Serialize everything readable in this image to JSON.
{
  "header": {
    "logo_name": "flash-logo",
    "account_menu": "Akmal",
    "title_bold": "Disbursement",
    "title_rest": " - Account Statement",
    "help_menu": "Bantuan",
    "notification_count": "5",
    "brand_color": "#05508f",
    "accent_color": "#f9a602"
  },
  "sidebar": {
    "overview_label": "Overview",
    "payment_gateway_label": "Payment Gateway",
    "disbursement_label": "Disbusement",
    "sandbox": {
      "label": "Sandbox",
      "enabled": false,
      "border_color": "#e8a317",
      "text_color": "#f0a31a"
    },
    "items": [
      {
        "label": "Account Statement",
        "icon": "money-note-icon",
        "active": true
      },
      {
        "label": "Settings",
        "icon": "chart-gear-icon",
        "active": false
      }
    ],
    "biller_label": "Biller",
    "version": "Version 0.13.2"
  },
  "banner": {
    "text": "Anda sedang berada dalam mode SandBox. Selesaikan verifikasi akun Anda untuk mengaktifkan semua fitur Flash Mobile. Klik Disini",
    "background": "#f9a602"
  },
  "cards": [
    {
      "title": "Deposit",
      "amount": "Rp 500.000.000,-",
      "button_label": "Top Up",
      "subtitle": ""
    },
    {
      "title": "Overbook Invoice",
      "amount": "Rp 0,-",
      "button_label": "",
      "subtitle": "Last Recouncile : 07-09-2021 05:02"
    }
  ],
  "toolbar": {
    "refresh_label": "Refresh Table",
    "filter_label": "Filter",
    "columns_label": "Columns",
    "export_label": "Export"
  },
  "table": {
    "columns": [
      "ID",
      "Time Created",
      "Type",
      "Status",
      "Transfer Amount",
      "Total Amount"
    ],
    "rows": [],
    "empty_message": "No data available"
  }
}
◇ ◇ ◇
## [AIM]
Output the records exactly, including every line.

## [EXERCISE OUTPUT]
Serialize everything readable in this image to JSON.
{
  "header": {
    "logo_name": "flash-logo",
    "account_menu": "Akmal",
    "title_bold": "Disbursement",
    "title_rest": " - Account Statement",
    "help_menu": "Bantuan",
    "notification_count": "5",
    "brand_color": "#05508f",
    "accent_color": "#f9a602"
  },
  "sidebar": {
    "overview_label": "Overview",
    "payment_gateway_label": "Payment Gateway",
    "disbursement_label": "Disbusement",
    "sandbox": {
      "label": "Sandbox",
      "enabled": false,
      "border_color": "#e8a317",
      "text_color": "#f0a31a"
    },
    "items": [
      {
        "label": "Account Statement",
        "icon": "money-note-icon",
        "active": true
      },
      {
        "label": "Settings",
        "icon": "chart-gear-icon",
        "active": false
      }
    ],
    "biller_label": "Biller",
    "version": "Version 0.13.2"
  },
  "banner": {
    "text": "Anda sedang berada dalam mode SandBox. Selesaikan verifikasi akun Anda untuk mengaktifkan semua fitur Flash Mobile. Klik Disini",
    "background": "#f9a602"
  },
  "cards": [
    {
      "title": "Deposit",
      "amount": "Rp 500.000.000,-",
      "button_label": "Top Up",
      "subtitle": ""
    },
    {
      "title": "Overbook Invoice",
      "amount": "Rp 0,-",
      "button_label": "",
      "subtitle": "Last Recouncile : 07-09-2021 05:02"
    }
  ],
  "toolbar": {
    "refresh_label": "Refresh Table",
    "filter_label": "Filter",
    "columns_label": "Columns",
    "export_label": "Export"
  },
  "table": {
    "columns": [
      "ID",
      "Time Created",
      "Type",
      "Status",
      "Transfer Amount",
      "Total Amount"
    ],
    "rows": [],
    "empty_message": "No data available"
  }
}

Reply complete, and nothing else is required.